begin Dataset

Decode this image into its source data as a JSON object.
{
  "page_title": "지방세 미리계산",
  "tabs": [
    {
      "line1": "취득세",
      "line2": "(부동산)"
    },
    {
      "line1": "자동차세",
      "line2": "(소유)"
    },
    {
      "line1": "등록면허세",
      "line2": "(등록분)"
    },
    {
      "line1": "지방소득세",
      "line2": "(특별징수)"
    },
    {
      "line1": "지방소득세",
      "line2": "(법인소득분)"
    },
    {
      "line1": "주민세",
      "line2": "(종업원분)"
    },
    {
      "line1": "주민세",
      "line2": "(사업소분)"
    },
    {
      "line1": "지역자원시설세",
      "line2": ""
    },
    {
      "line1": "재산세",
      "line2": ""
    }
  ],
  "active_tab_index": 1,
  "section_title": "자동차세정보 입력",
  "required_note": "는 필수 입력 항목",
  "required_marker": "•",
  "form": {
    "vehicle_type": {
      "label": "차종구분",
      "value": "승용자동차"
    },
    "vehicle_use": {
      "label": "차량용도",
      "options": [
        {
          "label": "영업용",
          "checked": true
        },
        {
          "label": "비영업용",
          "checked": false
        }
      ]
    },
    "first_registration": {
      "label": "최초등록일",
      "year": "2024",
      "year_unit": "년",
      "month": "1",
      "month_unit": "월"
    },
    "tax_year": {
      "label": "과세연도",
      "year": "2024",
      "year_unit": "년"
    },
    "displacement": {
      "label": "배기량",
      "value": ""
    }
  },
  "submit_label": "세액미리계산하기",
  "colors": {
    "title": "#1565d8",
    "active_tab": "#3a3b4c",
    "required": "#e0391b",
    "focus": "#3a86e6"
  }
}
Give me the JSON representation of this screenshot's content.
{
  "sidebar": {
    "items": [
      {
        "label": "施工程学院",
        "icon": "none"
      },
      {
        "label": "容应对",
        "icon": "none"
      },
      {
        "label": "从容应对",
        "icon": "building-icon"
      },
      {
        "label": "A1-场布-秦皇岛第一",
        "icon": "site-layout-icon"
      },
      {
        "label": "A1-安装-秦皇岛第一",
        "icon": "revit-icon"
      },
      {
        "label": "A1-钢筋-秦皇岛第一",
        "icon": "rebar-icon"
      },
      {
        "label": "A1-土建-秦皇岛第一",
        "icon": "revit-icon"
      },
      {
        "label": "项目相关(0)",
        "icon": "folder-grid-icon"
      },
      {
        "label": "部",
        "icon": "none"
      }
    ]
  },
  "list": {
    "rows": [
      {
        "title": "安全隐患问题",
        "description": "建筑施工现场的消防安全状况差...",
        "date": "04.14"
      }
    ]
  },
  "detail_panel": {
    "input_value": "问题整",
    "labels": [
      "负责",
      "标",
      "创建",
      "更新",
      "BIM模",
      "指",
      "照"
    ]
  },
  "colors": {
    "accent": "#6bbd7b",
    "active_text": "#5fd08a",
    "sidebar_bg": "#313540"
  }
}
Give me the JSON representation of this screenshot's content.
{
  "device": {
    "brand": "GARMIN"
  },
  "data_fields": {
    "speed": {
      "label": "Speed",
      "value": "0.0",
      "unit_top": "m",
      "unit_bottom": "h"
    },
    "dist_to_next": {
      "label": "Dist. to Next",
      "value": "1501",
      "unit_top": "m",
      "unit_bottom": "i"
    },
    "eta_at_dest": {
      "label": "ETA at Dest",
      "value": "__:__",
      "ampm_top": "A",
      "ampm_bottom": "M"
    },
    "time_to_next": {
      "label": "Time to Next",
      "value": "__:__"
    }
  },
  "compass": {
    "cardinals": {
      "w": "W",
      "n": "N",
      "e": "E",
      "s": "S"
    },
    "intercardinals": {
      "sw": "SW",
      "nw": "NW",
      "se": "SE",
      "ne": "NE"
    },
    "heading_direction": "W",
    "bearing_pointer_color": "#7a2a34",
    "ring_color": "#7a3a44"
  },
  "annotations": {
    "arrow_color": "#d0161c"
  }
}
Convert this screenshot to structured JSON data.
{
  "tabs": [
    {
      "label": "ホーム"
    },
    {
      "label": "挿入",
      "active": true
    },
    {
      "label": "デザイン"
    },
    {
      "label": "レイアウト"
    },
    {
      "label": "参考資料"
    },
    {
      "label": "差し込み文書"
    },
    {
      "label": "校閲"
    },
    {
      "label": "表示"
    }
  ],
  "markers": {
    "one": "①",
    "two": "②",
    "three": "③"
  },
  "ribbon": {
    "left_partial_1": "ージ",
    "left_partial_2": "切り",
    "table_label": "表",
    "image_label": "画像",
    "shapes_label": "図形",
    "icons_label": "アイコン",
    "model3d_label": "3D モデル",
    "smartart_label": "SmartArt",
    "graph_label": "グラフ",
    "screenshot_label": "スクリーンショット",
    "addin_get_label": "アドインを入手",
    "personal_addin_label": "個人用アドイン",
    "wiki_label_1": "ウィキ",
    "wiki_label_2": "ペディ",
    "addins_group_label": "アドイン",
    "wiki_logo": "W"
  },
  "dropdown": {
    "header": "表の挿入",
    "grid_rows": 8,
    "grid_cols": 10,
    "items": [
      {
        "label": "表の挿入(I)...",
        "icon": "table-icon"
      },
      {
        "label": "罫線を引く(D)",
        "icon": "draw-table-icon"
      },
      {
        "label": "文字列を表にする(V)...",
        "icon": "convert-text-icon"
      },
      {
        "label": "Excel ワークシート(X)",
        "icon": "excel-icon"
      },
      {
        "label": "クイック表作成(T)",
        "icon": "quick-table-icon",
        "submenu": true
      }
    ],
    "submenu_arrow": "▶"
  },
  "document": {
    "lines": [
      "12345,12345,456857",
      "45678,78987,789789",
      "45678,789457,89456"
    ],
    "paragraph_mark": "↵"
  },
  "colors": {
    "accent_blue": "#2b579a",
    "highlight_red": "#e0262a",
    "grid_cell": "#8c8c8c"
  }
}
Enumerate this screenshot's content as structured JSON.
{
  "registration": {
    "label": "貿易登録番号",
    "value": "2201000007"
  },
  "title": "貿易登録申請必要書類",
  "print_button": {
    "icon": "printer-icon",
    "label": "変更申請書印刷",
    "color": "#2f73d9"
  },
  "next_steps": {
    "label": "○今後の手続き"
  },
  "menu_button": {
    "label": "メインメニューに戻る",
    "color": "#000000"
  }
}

end Dataset

▸ Problem statement: Set down the entries above again, word for word.

▸ Exercise answer:
Decode this image into its source data as a JSON object.
{
  "page_title": "지방세 미리계산",
  "tabs": [
    {
      "line1": "취득세",
      "line2": "(부동산)"
    },
    {
      "line1": "자동차세",
      "line2": "(소유)"
    },
    {
      "line1": "등록면허세",
      "line2": "(등록분)"
    },
    {
      "line1": "지방소득세",
      "line2": "(특별징수)"
    },
    {
      "line1": "지방소득세",
      "line2": "(법인소득분)"
    },
    {
      "line1": "주민세",
      "line2": "(종업원분)"
    },
    {
      "line1": "주민세",
      "line2": "(사업소분)"
    },
    {
      "line1": "지역자원시설세",
      "line2": ""
    },
    {
      "line1": "재산세",
      "line2": ""
    }
  ],
  "active_tab_index": 1,
  "section_title": "자동차세정보 입력",
  "required_note": "는 필수 입력 항목",
  "required_marker": "•",
  "form": {
    "vehicle_type": {
      "label": "차종구분",
      "value": "승용자동차"
    },
    "vehicle_use": {
      "label": "차량용도",
      "options": [
        {
          "label": "영업용",
          "checked": true
        },
        {
          "label": "비영업용",
          "checked": false
        }
      ]
    },
    "first_registration": {
      "label": "최초등록일",
      "year": "2024",
      "year_unit": "년",
      "month": "1",
      "month_unit": "월"
    },
    "tax_year": {
      "label": "과세연도",
      "year": "2024",
      "year_unit": "년"
    },
    "displacement": {
      "label": "배기량",
      "value": ""
    }
  },
  "submit_label": "세액미리계산하기",
  "colors": {
    "title": "#1565d8",
    "active_tab": "#3a3b4c",
    "required": "#e0391b",
    "focus": "#3a86e6"
  }
}
Give me the JSON representation of this screenshot's content.
{
  "sidebar": {
    "items": [
      {
        "label": "施工程学院",
        "icon": "none"
      },
      {
        "label": "容应对",
        "icon": "none"
      },
      {
        "label": "从容应对",
        "icon": "building-icon"
      },
      {
        "label": "A1-场布-秦皇岛第一",
        "icon": "site-layout-icon"
      },
      {
        "label": "A1-安装-秦皇岛第一",
        "icon": "revit-icon"
      },
      {
        "label": "A1-钢筋-秦皇岛第一",
        "icon": "rebar-icon"
      },
      {
        "label": "A1-土建-秦皇岛第一",
        "icon": "revit-icon"
      },
      {
        "label": "项目相关(0)",
        "icon": "folder-grid-icon"
      },
      {
        "label": "部",
        "icon": "none"
      }
    ]
  },
  "list": {
    "rows": [
      {
        "title": "安全隐患问题",
        "description": "建筑施工现场的消防安全状况差...",
        "date": "04.14"
      }
    ]
  },
  "detail_panel": {
    "input_value": "问题整",
    "labels": [
      "负责",
      "标",
      "创建",
      "更新",
      "BIM模",
      "指",
      "照"
    ]
  },
  "colors": {
    "accent": "#6bbd7b",
    "active_text": "#5fd08a",
    "sidebar_bg": "#313540"
  }
}
Give me the JSON representation of this screenshot's content.
{
  "device": {
    "brand": "GARMIN"
  },
  "data_fields": {
    "speed": {
      "label": "Speed",
      "value": "0.0",
      "unit_top": "m",
      "unit_bottom": "h"
    },
    "dist_to_next": {
      "label": "Dist. to Next",
      "value": "1501",
      "unit_top": "m",
      "unit_bottom": "i"
    },
    "eta_at_dest": {
      "label": "ETA at Dest",
      "value": "__:__",
      "ampm_top": "A",
      "ampm_bottom": "M"
    },
    "time_to_next": {
      "label": "Time to Next",
      "value": "__:__"
    }
  },
  "compass": {
    "cardinals": {
      "w": "W",
      "n": "N",
      "e": "E",
      "s": "S"
    },
    "intercardinals": {
      "sw": "SW",
      "nw": "NW",
      "se": "SE",
      "ne": "NE"
    },
    "heading_direction": "W",
    "bearing_pointer_color": "#7a2a34",
    "ring_color": "#7a3a44"
  },
  "annotations": {
    "arrow_color": "#d0161c"
  }
}
Convert this screenshot to structured JSON data.
{
  "tabs": [
    {
      "label": "ホーム"
    },
    {
      "label": "挿入",
      "active": true
    },
    {
      "label": "デザイン"
    },
    {
      "label": "レイアウト"
    },
    {
      "label": "参考資料"
    },
    {
      "label": "差し込み文書"
    },
    {
      "label": "校閲"
    },
    {
      "label": "表示"
    }
  ],
  "markers": {
    "one": "①",
    "two": "②",
    "three": "③"
  },
  "ribbon": {
    "left_partial_1": "ージ",
    "left_partial_2": "切り",
    "table_label": "表",
    "image_label": "画像",
    "shapes_label": "図形",
    "icons_label": "アイコン",
    "model3d_label": "3D モデル",
    "smartart_label": "SmartArt",
    "graph_label": "グラフ",
    "screenshot_label": "スクリーンショット",
    "addin_get_label": "アドインを入手",
    "personal_addin_label": "個人用アドイン",
    "wiki_label_1": "ウィキ",
    "wiki_label_2": "ペディ",
    "addins_group_label": "アドイン",
    "wiki_logo": "W"
  },
  "dropdown": {
    "header": "表の挿入",
    "grid_rows": 8,
    "grid_cols": 10,
    "items": [
      {
        "label": "表の挿入(I)...",
        "icon": "table-icon"
      },
      {
        "label": "罫線を引く(D)",
        "icon": "draw-table-icon"
      },
      {
        "label": "文字列を表にする(V)...",
        "icon": "convert-text-icon"
      },
      {
        "label": "Excel ワークシート(X)",
        "icon": "excel-icon"
      },
      {
        "label": "クイック表作成(T)",
        "icon": "quick-table-icon",
        "submenu": true
      }
    ],
    "submenu_arrow": "▶"
  },
  "document": {
    "lines": [
      "12345,12345,456857",
      "45678,78987,789789",
      "45678,789457,89456"
    ],
    "paragraph_mark": "↵"
  },
  "colors": {
    "accent_blue": "#2b579a",
    "highlight_red": "#e0262a",
    "grid_cell": "#8c8c8c"
  }
}
Enumerate this screenshot's content as structured JSON.
{
  "registration": {
    "label": "貿易登録番号",
    "value": "2201000007"
  },
  "title": "貿易登録申請必要書類",
  "print_button": {
    "icon": "printer-icon",
    "label": "変更申請書印刷",
    "color": "#2f73d9"
  },
  "next_steps": {
    "label": "○今後の手続き"
  },
  "menu_button": {
    "label": "メインメニューに戻る",
    "color": "#000000"
  }
}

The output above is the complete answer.